** begin **
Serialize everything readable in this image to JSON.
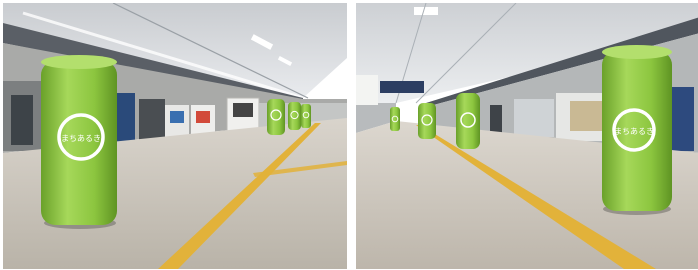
{
  "photos": [
    {
      "id": "left",
      "subject": "concourse-with-green-pillar-ads"
    },
    {
      "id": "right",
      "subject": "concourse-with-green-pillar-ads"
    }
  ],
  "pillar_logo_text": "まちあるき",
  "colors": {
    "pillar_green": "#8cc63f",
    "pillar_green_dark": "#6aa12a",
    "floor_line_yellow": "#e2b23a",
    "floor": "#cfcac0",
    "ceiling": "#dcdfe3"
  }
}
** end **
WHAT TO PRODUCE: Restate the whole listing above exactly, please, omitting every image.

SOLVED EXERCISE:
Serialize everything readable in this image to JSON.
{
  "photos": [
    {
      "id": "left",
      "subject": "concourse-with-green-pillar-ads"
    },
    {
      "id": "right",
      "subject": "concourse-with-green-pillar-ads"
    }
  ],
  "pillar_logo_text": "まちあるき",
  "colors": {
    "pillar_green": "#8cc63f",
    "pillar_green_dark": "#6aa12a",
    "floor_line_yellow": "#e2b23a",
    "floor": "#cfcac0",
    "ceiling": "#dcdfe3"
  }
}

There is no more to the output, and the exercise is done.